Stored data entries

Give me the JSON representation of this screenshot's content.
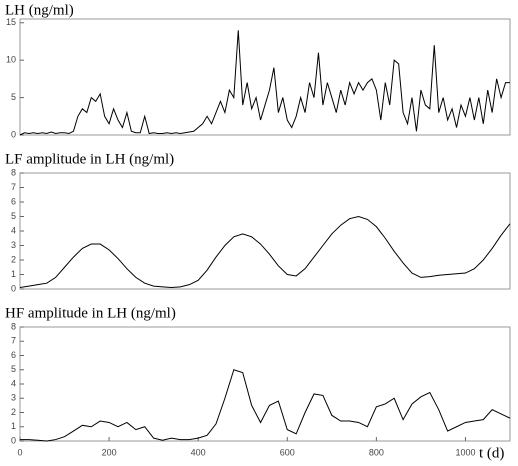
{
  "chart_data": [
    {
      "type": "line",
      "title": "LH (ng/ml)",
      "xlim": [
        0,
        1100
      ],
      "ylim": [
        0,
        15.5
      ],
      "yticks": [
        0,
        5,
        10,
        15
      ],
      "color": "#000000",
      "x": [
        0,
        10,
        20,
        30,
        40,
        50,
        60,
        70,
        80,
        90,
        100,
        110,
        120,
        130,
        140,
        150,
        160,
        170,
        180,
        190,
        200,
        210,
        220,
        230,
        240,
        250,
        260,
        270,
        280,
        290,
        300,
        310,
        320,
        330,
        340,
        350,
        360,
        370,
        380,
        390,
        400,
        410,
        420,
        430,
        440,
        450,
        460,
        470,
        480,
        490,
        500,
        510,
        520,
        530,
        540,
        550,
        560,
        570,
        580,
        590,
        600,
        610,
        620,
        630,
        640,
        650,
        660,
        670,
        680,
        690,
        700,
        710,
        720,
        730,
        740,
        750,
        760,
        770,
        780,
        790,
        800,
        810,
        820,
        830,
        840,
        850,
        860,
        870,
        880,
        890,
        900,
        910,
        920,
        930,
        940,
        950,
        960,
        970,
        980,
        990,
        1000,
        1010,
        1020,
        1030,
        1040,
        1050,
        1060,
        1070,
        1080,
        1090,
        1100
      ],
      "values": [
        0,
        0.3,
        0.2,
        0.3,
        0.2,
        0.3,
        0.2,
        0.4,
        0.2,
        0.3,
        0.3,
        0.2,
        0.5,
        2.5,
        3.5,
        3,
        5,
        4.5,
        5.5,
        2.5,
        1.5,
        3.5,
        2,
        1,
        3,
        0.5,
        0.3,
        0.3,
        2.5,
        0.2,
        0.3,
        0.2,
        0.2,
        0.3,
        0.2,
        0.3,
        0.2,
        0.3,
        0.4,
        0.5,
        1,
        1.5,
        2.5,
        1.5,
        3,
        4.5,
        3,
        6,
        5,
        14,
        4,
        7,
        3.5,
        5,
        2,
        4,
        6,
        9,
        3,
        5,
        2,
        1,
        2.5,
        5,
        3,
        7,
        5,
        11,
        4,
        7,
        5,
        3,
        6,
        4,
        7,
        5.5,
        7,
        6,
        7,
        7.5,
        6,
        2,
        7,
        4,
        10,
        9.5,
        3,
        1.5,
        5,
        0.5,
        6,
        4,
        3.5,
        12,
        3,
        5,
        2,
        3.5,
        1,
        4,
        2.5,
        5,
        2,
        5,
        1.5,
        6,
        3,
        7.5,
        5,
        7,
        7
      ]
    },
    {
      "type": "line",
      "title": "LF amplitude in LH (ng/ml)",
      "xlim": [
        0,
        1100
      ],
      "ylim": [
        0,
        8
      ],
      "yticks": [
        0,
        1,
        2,
        3,
        4,
        5,
        6,
        7,
        8
      ],
      "color": "#000000",
      "x": [
        0,
        20,
        40,
        60,
        80,
        100,
        120,
        140,
        160,
        180,
        200,
        220,
        240,
        260,
        280,
        300,
        320,
        340,
        360,
        380,
        400,
        420,
        440,
        460,
        480,
        500,
        520,
        540,
        560,
        580,
        600,
        620,
        640,
        660,
        680,
        700,
        720,
        740,
        760,
        780,
        800,
        820,
        840,
        860,
        880,
        900,
        920,
        940,
        960,
        980,
        1000,
        1020,
        1040,
        1060,
        1080,
        1100
      ],
      "values": [
        0.1,
        0.2,
        0.3,
        0.4,
        0.8,
        1.5,
        2.2,
        2.8,
        3.1,
        3.1,
        2.7,
        2.1,
        1.4,
        0.8,
        0.4,
        0.2,
        0.15,
        0.1,
        0.15,
        0.3,
        0.6,
        1.3,
        2.2,
        3.0,
        3.6,
        3.8,
        3.6,
        3.1,
        2.4,
        1.6,
        1.0,
        0.9,
        1.4,
        2.2,
        3.0,
        3.8,
        4.4,
        4.85,
        5.0,
        4.8,
        4.3,
        3.5,
        2.6,
        1.8,
        1.1,
        0.8,
        0.85,
        0.95,
        1.0,
        1.05,
        1.1,
        1.4,
        2.0,
        2.8,
        3.7,
        4.5
      ]
    },
    {
      "type": "line",
      "title": "HF amplitude in LH (ng/ml)",
      "xlabel": "t (d)",
      "xlim": [
        0,
        1100
      ],
      "xticks": [
        0,
        200,
        400,
        600,
        800,
        1000
      ],
      "ylim": [
        0,
        8
      ],
      "yticks": [
        0,
        1,
        2,
        3,
        4,
        5,
        6,
        7,
        8
      ],
      "color": "#000000",
      "x": [
        0,
        20,
        40,
        60,
        80,
        100,
        120,
        140,
        160,
        180,
        200,
        220,
        240,
        260,
        280,
        300,
        320,
        340,
        360,
        380,
        400,
        420,
        440,
        460,
        480,
        500,
        520,
        540,
        560,
        580,
        600,
        620,
        640,
        660,
        680,
        700,
        720,
        740,
        760,
        780,
        800,
        820,
        840,
        860,
        880,
        900,
        920,
        940,
        960,
        980,
        1000,
        1020,
        1040,
        1060,
        1080,
        1100
      ],
      "values": [
        0.1,
        0.1,
        0.05,
        0,
        0.1,
        0.3,
        0.7,
        1.1,
        1.0,
        1.4,
        1.3,
        1.0,
        1.3,
        0.8,
        1.0,
        0.2,
        0.05,
        0.2,
        0.1,
        0.1,
        0.2,
        0.4,
        1.2,
        3.0,
        5.0,
        4.8,
        2.5,
        1.3,
        2.5,
        2.8,
        0.8,
        0.5,
        2.0,
        3.3,
        3.2,
        1.8,
        1.4,
        1.4,
        1.3,
        1.0,
        2.4,
        2.6,
        3.0,
        1.5,
        2.6,
        3.1,
        3.4,
        2.2,
        0.7,
        1.0,
        1.3,
        1.4,
        1.5,
        2.2,
        1.9,
        1.6
      ]
    }
  ]
}
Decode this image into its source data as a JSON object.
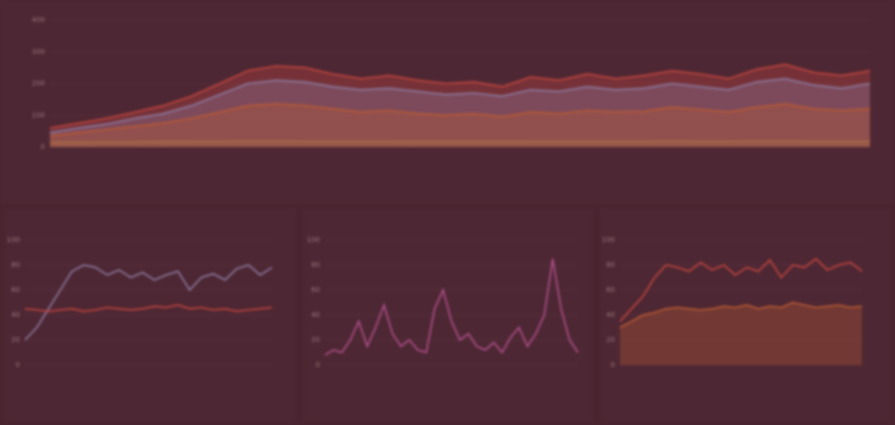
{
  "chart_data": [
    {
      "type": "line",
      "ylim": [
        0,
        400
      ],
      "yticks": [
        0,
        100,
        200,
        300,
        400
      ],
      "grid": true,
      "series": [
        {
          "color": "#c0453f",
          "fill": true,
          "values": [
            60,
            75,
            90,
            110,
            130,
            160,
            200,
            240,
            255,
            250,
            230,
            215,
            225,
            210,
            200,
            205,
            190,
            220,
            210,
            230,
            215,
            225,
            240,
            230,
            215,
            245,
            260,
            235,
            225,
            240
          ]
        },
        {
          "color": "#8d7aa0",
          "fill": true,
          "values": [
            45,
            60,
            72,
            90,
            105,
            130,
            165,
            200,
            210,
            205,
            190,
            180,
            185,
            175,
            165,
            170,
            160,
            180,
            175,
            190,
            180,
            185,
            200,
            190,
            180,
            205,
            215,
            195,
            185,
            200
          ]
        },
        {
          "color": "#b85a35",
          "fill": true,
          "values": [
            35,
            45,
            55,
            65,
            75,
            90,
            110,
            130,
            135,
            130,
            120,
            110,
            115,
            105,
            100,
            105,
            95,
            110,
            105,
            115,
            110,
            112,
            125,
            118,
            110,
            125,
            135,
            120,
            115,
            120
          ]
        },
        {
          "color": "#a86a45",
          "fill": true,
          "values": [
            15,
            15,
            16,
            16,
            17,
            18,
            18,
            19,
            19,
            18,
            18,
            18,
            18,
            17,
            17,
            17,
            17,
            18,
            18,
            18,
            18,
            18,
            19,
            18,
            18,
            19,
            19,
            18,
            18,
            18
          ]
        }
      ]
    },
    {
      "type": "line",
      "ylim": [
        0,
        100
      ],
      "yticks": [
        0,
        20,
        40,
        60,
        80,
        100
      ],
      "grid": true,
      "series": [
        {
          "color": "#8d7aa0",
          "fill": false,
          "values": [
            20,
            30,
            45,
            60,
            75,
            80,
            78,
            72,
            76,
            70,
            74,
            68,
            72,
            75,
            60,
            70,
            73,
            68,
            77,
            80,
            72,
            78
          ]
        },
        {
          "color": "#c0453f",
          "fill": false,
          "values": [
            45,
            44,
            43,
            44,
            45,
            43,
            44,
            46,
            45,
            44,
            45,
            47,
            46,
            48,
            45,
            46,
            44,
            45,
            43,
            44,
            45,
            46
          ]
        }
      ]
    },
    {
      "type": "line",
      "ylim": [
        0,
        100
      ],
      "yticks": [
        0,
        20,
        40,
        60,
        80,
        100
      ],
      "grid": true,
      "series": [
        {
          "color": "#b04f8a",
          "fill": false,
          "values": [
            8,
            12,
            10,
            20,
            35,
            15,
            30,
            48,
            25,
            15,
            20,
            12,
            10,
            45,
            60,
            35,
            20,
            25,
            15,
            12,
            18,
            10,
            22,
            30,
            15,
            25,
            40,
            85,
            45,
            20,
            10
          ]
        }
      ]
    },
    {
      "type": "line",
      "ylim": [
        0,
        100
      ],
      "yticks": [
        0,
        20,
        40,
        60,
        80,
        100
      ],
      "grid": true,
      "series": [
        {
          "color": "#b85a35",
          "fill": true,
          "values": [
            30,
            35,
            40,
            42,
            45,
            46,
            45,
            44,
            45,
            47,
            46,
            48,
            45,
            47,
            46,
            50,
            48,
            46,
            47,
            48,
            46,
            47
          ]
        },
        {
          "color": "#c0453f",
          "fill": false,
          "values": [
            35,
            45,
            55,
            70,
            80,
            78,
            75,
            82,
            76,
            80,
            72,
            78,
            75,
            84,
            70,
            80,
            78,
            85,
            76,
            80,
            82,
            75
          ]
        }
      ]
    }
  ]
}
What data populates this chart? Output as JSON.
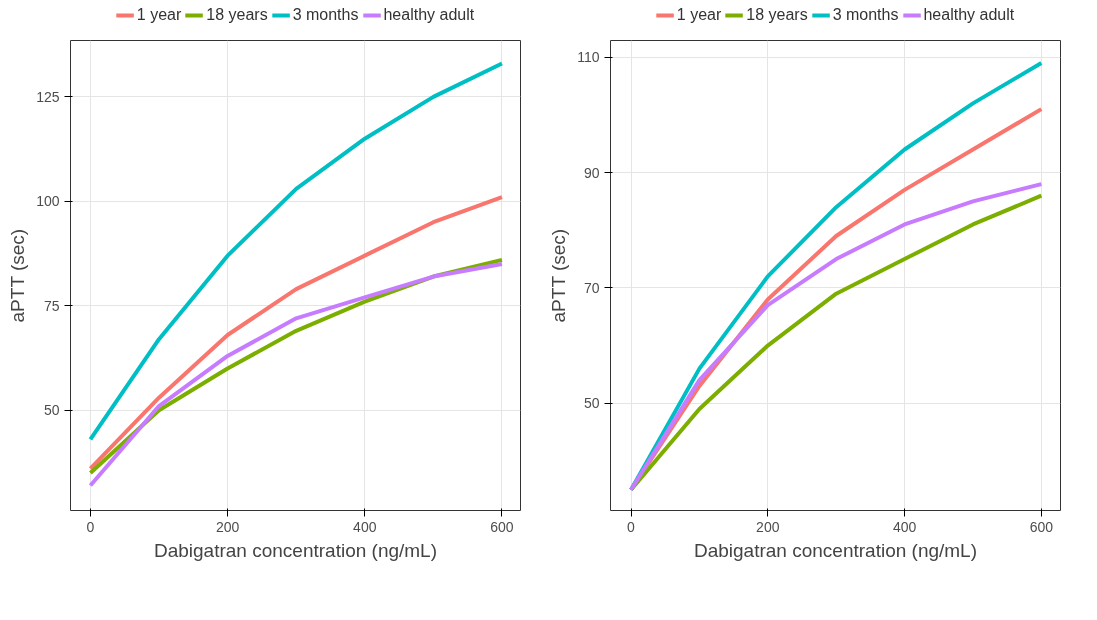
{
  "chart_data": [
    {
      "type": "line",
      "xlabel": "Dabigatran concentration (ng/mL)",
      "ylabel": "aPTT (sec)",
      "x": [
        0,
        100,
        200,
        300,
        400,
        500,
        600
      ],
      "xlim": [
        -29,
        627
      ],
      "ylim": [
        26,
        138.5
      ],
      "xticks": [
        0,
        200,
        400,
        600
      ],
      "yticks": [
        50,
        75,
        100,
        125
      ],
      "grid": true,
      "legend": "top",
      "line_style": "solid",
      "marker": "none",
      "series": [
        {
          "name": "1 year",
          "color": "#f8766d",
          "values": [
            36,
            53,
            68,
            79,
            87,
            95,
            101
          ]
        },
        {
          "name": "18 years",
          "color": "#7cae00",
          "values": [
            35,
            50,
            60,
            69,
            76,
            82,
            86
          ]
        },
        {
          "name": "3 months",
          "color": "#00bfc4",
          "values": [
            43,
            67,
            87,
            103,
            115,
            125,
            133
          ]
        },
        {
          "name": "healthy adult",
          "color": "#c77cff",
          "values": [
            32,
            51,
            63,
            72,
            77,
            82,
            85
          ]
        }
      ]
    },
    {
      "type": "line",
      "xlabel": "Dabigatran concentration (ng/mL)",
      "ylabel": "aPTT (sec)",
      "x": [
        0,
        100,
        200,
        300,
        400,
        500,
        600
      ],
      "xlim": [
        -30,
        628
      ],
      "ylim": [
        31.4,
        112.9
      ],
      "xticks": [
        0,
        200,
        400,
        600
      ],
      "yticks": [
        50,
        70,
        90,
        110
      ],
      "grid": true,
      "legend": "top",
      "line_style": "solid",
      "marker": "none",
      "series": [
        {
          "name": "1 year",
          "color": "#f8766d",
          "values": [
            35,
            53,
            68,
            79,
            87,
            94,
            101
          ]
        },
        {
          "name": "18 years",
          "color": "#7cae00",
          "values": [
            35,
            49,
            60,
            69,
            75,
            81,
            86
          ]
        },
        {
          "name": "3 months",
          "color": "#00bfc4",
          "values": [
            35,
            56,
            72,
            84,
            94,
            102,
            109
          ]
        },
        {
          "name": "healthy adult",
          "color": "#c77cff",
          "values": [
            35,
            54,
            67,
            75,
            81,
            85,
            88
          ]
        }
      ]
    }
  ]
}
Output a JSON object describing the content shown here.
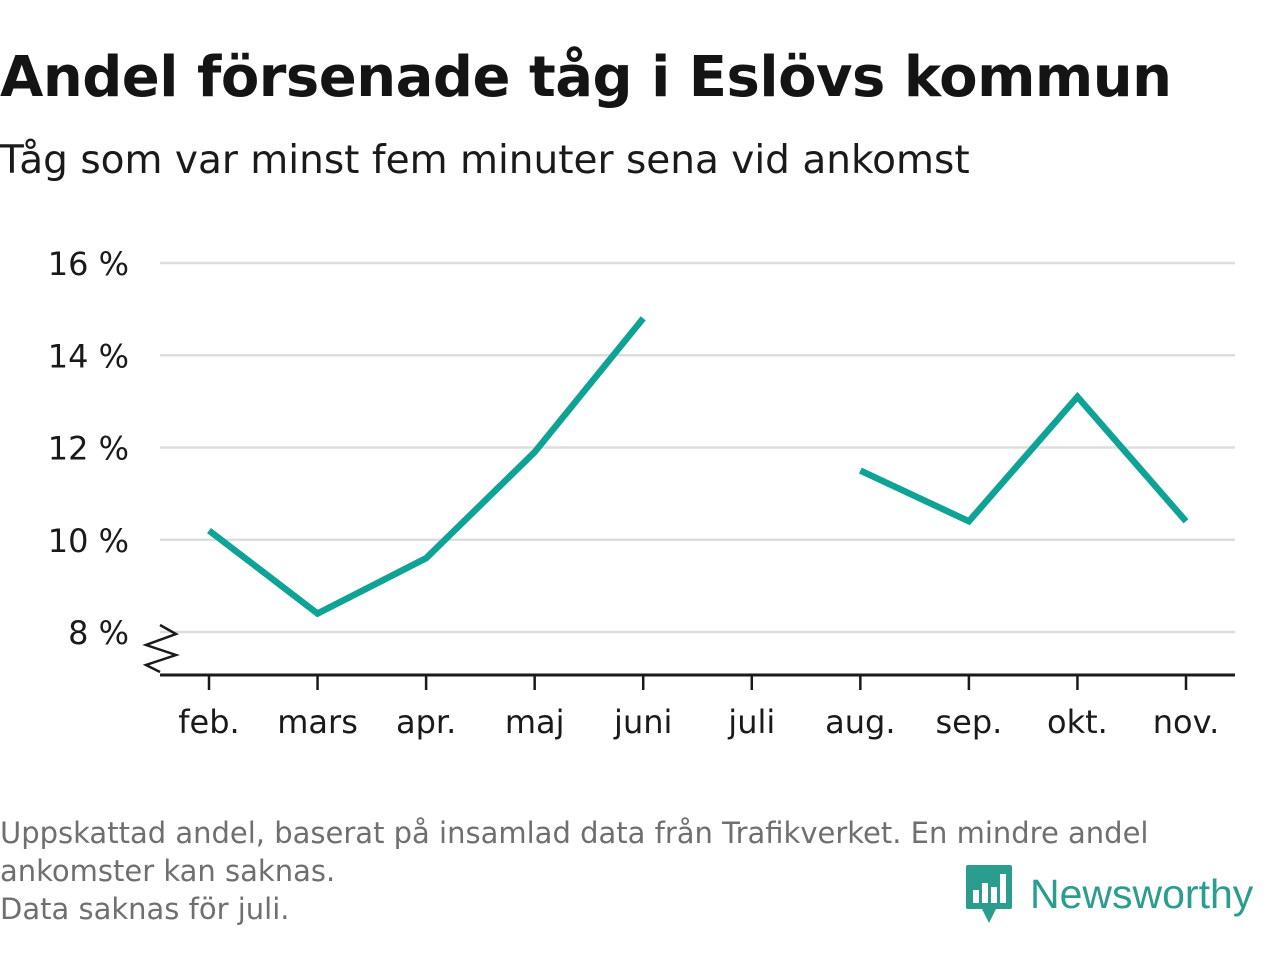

▶ _Exercise brief_: Copy every line above in which the string "this" shows up.

▶ _Reply_:
Give me the JSON representation of this screenshot's content.
Decode this image into its source data as a JSON object.
What data populates this chart? Output as JSON.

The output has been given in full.